Extracted data entries
____________________

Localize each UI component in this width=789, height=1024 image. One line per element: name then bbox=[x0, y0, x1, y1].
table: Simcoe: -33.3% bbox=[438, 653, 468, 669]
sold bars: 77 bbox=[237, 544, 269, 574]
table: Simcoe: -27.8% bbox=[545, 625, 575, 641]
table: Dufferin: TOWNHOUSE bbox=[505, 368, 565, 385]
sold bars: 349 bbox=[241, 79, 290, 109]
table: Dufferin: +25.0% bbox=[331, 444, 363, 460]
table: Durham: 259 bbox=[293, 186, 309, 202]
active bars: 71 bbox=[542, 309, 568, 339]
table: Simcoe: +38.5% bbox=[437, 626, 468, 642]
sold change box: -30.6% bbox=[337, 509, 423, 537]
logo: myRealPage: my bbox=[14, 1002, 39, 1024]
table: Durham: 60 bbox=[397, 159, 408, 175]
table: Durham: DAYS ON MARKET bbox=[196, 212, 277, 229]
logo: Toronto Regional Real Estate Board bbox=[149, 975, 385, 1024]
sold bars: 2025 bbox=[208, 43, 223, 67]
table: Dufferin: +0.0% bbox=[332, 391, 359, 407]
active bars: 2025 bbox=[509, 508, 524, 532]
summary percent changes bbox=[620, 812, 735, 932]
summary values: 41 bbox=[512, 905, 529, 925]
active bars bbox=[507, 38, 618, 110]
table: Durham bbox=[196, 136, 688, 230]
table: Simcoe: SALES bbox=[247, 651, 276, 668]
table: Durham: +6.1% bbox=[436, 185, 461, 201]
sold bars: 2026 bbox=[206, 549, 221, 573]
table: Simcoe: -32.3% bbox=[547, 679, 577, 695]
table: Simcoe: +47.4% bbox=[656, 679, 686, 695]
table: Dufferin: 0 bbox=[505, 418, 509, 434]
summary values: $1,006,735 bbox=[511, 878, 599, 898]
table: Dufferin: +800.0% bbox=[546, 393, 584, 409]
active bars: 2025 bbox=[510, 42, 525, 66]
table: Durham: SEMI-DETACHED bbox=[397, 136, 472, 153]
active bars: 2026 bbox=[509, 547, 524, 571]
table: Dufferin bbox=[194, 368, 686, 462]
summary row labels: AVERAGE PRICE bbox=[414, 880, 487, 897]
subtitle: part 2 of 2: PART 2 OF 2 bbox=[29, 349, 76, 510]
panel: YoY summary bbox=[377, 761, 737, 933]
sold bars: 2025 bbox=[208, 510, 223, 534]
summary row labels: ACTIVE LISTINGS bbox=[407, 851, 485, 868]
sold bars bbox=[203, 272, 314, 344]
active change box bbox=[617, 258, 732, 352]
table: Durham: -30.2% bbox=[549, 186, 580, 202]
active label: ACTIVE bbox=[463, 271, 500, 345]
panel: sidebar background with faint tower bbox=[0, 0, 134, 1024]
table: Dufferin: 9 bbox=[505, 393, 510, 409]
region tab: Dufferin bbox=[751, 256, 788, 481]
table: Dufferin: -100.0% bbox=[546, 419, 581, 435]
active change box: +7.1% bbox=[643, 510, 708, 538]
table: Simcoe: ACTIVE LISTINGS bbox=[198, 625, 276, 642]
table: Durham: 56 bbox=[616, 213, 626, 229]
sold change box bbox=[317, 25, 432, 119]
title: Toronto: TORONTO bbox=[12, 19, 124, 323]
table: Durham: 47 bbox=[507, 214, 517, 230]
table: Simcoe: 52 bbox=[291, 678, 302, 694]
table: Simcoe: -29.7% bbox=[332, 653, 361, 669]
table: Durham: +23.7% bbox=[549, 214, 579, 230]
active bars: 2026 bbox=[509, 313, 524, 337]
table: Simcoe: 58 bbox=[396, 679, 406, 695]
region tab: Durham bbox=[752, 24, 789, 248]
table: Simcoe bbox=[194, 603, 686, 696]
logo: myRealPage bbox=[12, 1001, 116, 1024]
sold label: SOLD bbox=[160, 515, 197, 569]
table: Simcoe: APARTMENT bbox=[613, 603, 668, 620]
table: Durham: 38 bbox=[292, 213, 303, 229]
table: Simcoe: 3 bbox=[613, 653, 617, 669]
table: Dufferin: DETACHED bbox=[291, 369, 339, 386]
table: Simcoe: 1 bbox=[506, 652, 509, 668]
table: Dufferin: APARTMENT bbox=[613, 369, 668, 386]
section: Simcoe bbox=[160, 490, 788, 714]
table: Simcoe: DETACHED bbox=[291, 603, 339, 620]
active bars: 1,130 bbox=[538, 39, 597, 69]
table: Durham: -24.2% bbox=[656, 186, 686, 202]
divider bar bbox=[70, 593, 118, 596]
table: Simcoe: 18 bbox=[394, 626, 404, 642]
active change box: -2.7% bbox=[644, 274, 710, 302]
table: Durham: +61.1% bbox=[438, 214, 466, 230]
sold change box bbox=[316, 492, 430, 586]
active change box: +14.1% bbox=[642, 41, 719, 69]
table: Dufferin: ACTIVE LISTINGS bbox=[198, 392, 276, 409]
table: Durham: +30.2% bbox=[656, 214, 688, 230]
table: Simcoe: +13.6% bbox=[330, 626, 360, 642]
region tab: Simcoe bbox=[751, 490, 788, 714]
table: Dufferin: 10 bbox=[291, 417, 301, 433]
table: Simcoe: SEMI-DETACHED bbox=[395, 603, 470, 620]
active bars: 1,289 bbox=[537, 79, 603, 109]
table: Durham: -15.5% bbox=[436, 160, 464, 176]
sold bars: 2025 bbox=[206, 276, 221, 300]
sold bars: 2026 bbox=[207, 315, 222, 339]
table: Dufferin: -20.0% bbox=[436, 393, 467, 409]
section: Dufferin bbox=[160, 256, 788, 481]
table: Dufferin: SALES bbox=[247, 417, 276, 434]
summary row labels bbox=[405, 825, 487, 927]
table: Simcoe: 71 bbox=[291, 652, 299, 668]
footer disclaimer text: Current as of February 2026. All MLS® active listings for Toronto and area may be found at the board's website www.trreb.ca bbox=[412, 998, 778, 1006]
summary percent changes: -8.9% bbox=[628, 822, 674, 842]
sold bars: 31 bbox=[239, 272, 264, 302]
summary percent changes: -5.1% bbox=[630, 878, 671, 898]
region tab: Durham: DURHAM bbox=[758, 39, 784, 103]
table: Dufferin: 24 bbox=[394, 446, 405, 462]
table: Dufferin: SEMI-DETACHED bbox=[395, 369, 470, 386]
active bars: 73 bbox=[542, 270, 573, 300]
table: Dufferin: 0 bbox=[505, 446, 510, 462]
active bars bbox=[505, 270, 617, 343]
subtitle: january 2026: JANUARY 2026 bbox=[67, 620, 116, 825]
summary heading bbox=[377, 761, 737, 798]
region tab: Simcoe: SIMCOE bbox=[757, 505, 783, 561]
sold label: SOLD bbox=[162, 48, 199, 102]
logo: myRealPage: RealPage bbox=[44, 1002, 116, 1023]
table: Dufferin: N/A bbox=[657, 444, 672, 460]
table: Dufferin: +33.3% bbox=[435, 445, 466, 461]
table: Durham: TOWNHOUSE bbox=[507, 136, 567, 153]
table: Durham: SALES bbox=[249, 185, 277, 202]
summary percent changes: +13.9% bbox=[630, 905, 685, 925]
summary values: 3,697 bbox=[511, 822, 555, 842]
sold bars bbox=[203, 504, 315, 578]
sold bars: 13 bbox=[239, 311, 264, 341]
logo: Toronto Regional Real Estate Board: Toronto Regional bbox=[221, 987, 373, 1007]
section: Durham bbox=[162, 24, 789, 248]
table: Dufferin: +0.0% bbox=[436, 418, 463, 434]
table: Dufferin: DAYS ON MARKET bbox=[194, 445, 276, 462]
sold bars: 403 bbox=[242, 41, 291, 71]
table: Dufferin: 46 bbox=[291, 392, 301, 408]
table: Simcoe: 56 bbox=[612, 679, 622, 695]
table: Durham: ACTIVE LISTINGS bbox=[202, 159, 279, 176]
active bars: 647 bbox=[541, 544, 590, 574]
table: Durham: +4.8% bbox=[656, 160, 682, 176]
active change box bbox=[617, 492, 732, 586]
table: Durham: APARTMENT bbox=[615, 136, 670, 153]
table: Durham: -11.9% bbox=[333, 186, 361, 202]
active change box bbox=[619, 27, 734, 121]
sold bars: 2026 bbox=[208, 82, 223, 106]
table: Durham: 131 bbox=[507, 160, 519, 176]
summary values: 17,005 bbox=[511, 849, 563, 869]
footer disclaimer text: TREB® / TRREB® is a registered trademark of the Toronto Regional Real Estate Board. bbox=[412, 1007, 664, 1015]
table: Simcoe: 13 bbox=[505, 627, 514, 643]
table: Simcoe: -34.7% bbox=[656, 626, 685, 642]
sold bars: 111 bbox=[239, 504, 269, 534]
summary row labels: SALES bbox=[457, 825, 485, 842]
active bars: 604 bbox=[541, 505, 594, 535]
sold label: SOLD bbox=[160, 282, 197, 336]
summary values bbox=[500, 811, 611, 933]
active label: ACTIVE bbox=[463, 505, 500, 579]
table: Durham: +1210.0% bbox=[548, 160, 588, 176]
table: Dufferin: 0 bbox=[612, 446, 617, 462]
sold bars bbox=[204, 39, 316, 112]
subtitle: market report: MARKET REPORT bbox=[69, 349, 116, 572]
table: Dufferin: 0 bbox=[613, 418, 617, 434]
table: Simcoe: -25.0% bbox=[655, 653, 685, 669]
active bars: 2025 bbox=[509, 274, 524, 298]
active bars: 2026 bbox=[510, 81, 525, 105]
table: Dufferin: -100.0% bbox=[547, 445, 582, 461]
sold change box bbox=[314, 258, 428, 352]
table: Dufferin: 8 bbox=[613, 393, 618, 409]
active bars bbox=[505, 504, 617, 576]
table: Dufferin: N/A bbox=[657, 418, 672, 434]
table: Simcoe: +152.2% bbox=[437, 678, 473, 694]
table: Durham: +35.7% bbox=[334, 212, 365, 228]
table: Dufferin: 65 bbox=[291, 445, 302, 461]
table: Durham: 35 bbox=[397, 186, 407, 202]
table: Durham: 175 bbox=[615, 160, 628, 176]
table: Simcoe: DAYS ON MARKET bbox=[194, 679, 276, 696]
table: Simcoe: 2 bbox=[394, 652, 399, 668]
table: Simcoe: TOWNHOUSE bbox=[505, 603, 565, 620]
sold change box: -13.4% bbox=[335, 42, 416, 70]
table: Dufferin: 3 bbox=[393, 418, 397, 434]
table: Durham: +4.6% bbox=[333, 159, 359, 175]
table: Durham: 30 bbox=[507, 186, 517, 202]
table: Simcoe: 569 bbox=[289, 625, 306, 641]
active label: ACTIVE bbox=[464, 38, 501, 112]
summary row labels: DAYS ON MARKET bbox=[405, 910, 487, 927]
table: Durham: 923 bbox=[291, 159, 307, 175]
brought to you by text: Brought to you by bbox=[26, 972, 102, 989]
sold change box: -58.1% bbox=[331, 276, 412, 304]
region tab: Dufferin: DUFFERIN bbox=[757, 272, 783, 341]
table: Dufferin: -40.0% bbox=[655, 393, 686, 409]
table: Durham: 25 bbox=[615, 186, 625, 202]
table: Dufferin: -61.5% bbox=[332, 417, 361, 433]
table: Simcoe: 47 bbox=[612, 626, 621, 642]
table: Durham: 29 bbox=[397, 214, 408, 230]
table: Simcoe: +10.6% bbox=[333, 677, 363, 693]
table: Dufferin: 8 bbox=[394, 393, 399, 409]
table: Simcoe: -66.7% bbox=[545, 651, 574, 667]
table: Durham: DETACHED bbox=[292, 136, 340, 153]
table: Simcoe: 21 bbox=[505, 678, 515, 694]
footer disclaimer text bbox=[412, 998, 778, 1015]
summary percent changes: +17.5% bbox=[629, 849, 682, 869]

____________________

Which entries above contain the string "MARKET", with case counting? Show every such line in full.

#### REPLY
table: Durham: DAYS ON MARKET bbox=[196, 212, 277, 229]
table: Dufferin: DAYS ON MARKET bbox=[194, 445, 276, 462]
subtitle: market report: MARKET REPORT bbox=[69, 349, 116, 572]
table: Simcoe: DAYS ON MARKET bbox=[194, 679, 276, 696]
summary row labels: DAYS ON MARKET bbox=[405, 910, 487, 927]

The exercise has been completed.